_Instructions for the task_
Reproduce the following material exactly, including every line.

<<<<

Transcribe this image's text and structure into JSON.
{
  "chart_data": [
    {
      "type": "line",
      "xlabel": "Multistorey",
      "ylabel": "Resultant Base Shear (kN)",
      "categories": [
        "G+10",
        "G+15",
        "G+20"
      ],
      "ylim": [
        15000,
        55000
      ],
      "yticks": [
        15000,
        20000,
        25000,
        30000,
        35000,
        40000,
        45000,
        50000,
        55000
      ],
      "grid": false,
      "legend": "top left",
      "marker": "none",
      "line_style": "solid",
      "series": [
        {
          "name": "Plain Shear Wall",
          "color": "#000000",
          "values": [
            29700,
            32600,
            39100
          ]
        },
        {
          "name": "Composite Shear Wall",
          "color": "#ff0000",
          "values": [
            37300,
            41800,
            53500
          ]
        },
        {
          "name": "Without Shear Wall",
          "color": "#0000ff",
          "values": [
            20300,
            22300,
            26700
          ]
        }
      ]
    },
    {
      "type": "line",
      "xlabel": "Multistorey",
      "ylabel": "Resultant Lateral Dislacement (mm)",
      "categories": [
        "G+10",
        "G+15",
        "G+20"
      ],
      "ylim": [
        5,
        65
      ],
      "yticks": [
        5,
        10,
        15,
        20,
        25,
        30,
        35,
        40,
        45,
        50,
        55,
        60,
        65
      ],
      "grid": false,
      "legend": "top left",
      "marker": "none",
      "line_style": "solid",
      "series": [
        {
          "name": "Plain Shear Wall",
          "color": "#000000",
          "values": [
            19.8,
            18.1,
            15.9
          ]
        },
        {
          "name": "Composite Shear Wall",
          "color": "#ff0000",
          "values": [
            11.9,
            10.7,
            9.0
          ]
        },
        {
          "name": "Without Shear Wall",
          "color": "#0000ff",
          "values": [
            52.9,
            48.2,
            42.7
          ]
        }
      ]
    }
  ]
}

>>>>

_Correct output_
Transcribe this image's text and structure into JSON.
{
  "chart_data": [
    {
      "type": "line",
      "xlabel": "Multistorey",
      "ylabel": "Resultant Base Shear (kN)",
      "categories": [
        "G+10",
        "G+15",
        "G+20"
      ],
      "ylim": [
        15000,
        55000
      ],
      "yticks": [
        15000,
        20000,
        25000,
        30000,
        35000,
        40000,
        45000,
        50000,
        55000
      ],
      "grid": false,
      "legend": "top left",
      "marker": "none",
      "line_style": "solid",
      "series": [
        {
          "name": "Plain Shear Wall",
          "color": "#000000",
          "values": [
            29700,
            32600,
            39100
          ]
        },
        {
          "name": "Composite Shear Wall",
          "color": "#ff0000",
          "values": [
            37300,
            41800,
            53500
          ]
        },
        {
          "name": "Without Shear Wall",
          "color": "#0000ff",
          "values": [
            20300,
            22300,
            26700
          ]
        }
      ]
    },
    {
      "type": "line",
      "xlabel": "Multistorey",
      "ylabel": "Resultant Lateral Dislacement (mm)",
      "categories": [
        "G+10",
        "G+15",
        "G+20"
      ],
      "ylim": [
        5,
        65
      ],
      "yticks": [
        5,
        10,
        15,
        20,
        25,
        30,
        35,
        40,
        45,
        50,
        55,
        60,
        65
      ],
      "grid": false,
      "legend": "top left",
      "marker": "none",
      "line_style": "solid",
      "series": [
        {
          "name": "Plain Shear Wall",
          "color": "#000000",
          "values": [
            19.8,
            18.1,
            15.9
          ]
        },
        {
          "name": "Composite Shear Wall",
          "color": "#ff0000",
          "values": [
            11.9,
            10.7,
            9.0
          ]
        },
        {
          "name": "Without Shear Wall",
          "color": "#0000ff",
          "values": [
            52.9,
            48.2,
            42.7
          ]
        }
      ]
    }
  ]
}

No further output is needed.